Data items:
···

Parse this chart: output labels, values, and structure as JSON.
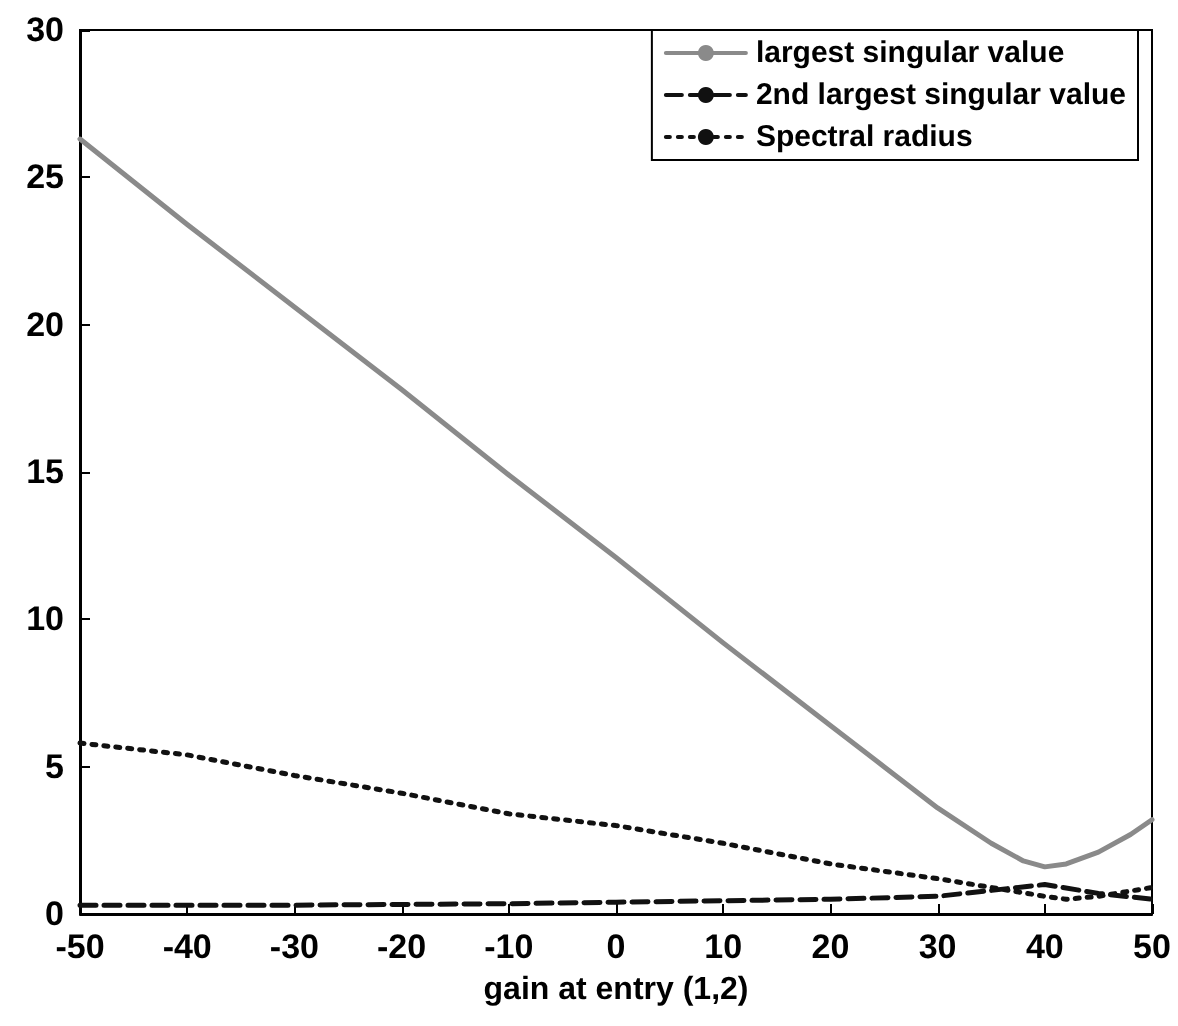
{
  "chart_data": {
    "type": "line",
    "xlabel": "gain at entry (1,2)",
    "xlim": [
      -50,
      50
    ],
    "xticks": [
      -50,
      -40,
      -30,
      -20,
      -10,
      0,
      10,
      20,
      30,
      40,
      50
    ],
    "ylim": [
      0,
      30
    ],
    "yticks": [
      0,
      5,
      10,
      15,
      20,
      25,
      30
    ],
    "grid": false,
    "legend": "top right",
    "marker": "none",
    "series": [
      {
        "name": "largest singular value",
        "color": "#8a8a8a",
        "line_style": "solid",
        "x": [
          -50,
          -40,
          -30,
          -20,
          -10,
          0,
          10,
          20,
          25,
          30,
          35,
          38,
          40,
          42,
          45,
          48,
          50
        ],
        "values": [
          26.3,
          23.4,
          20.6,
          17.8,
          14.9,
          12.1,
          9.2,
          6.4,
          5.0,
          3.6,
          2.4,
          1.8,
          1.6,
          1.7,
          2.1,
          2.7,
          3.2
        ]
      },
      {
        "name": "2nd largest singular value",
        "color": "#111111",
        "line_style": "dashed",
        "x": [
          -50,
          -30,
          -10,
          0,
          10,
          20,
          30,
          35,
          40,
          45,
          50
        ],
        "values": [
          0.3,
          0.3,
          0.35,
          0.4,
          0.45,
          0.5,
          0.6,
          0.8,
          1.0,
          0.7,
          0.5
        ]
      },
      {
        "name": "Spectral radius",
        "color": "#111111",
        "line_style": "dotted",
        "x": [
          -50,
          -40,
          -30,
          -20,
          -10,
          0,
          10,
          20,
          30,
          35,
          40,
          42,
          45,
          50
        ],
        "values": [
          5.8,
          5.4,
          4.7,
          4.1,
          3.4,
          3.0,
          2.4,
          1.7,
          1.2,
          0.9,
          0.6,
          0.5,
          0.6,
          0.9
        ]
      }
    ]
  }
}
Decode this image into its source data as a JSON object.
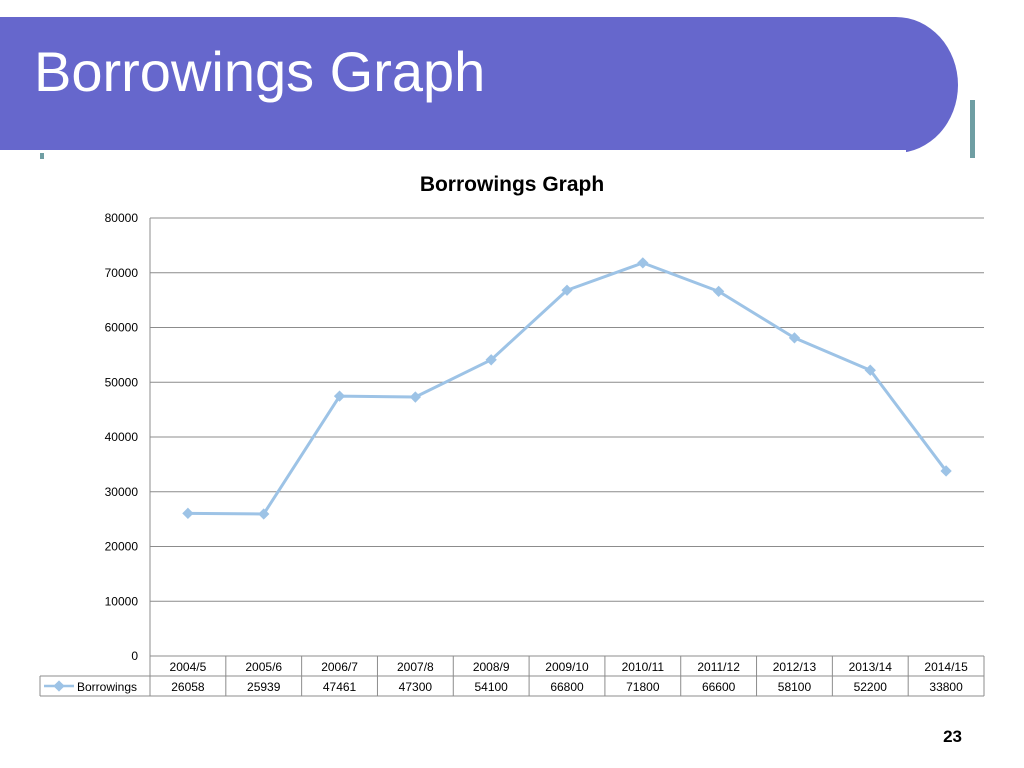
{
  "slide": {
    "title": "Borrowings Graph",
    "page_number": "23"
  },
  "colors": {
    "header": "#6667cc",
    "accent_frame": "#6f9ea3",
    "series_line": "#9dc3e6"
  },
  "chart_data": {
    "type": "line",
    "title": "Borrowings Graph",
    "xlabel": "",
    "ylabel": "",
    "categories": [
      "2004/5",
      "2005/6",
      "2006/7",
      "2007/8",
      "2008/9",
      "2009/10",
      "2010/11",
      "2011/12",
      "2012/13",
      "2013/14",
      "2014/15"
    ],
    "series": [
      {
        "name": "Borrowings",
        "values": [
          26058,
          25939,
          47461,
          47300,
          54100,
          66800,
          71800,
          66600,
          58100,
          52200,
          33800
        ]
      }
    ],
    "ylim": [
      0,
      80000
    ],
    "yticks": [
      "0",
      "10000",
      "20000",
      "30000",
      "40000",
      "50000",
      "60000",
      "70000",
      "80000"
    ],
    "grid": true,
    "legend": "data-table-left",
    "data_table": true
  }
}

···

- TASK STATEMENT -
Look through the entries and work out how many lines have the word "legend" in them; reply with that number only.

- SOLUTION FOR THIS PROBLEM -
2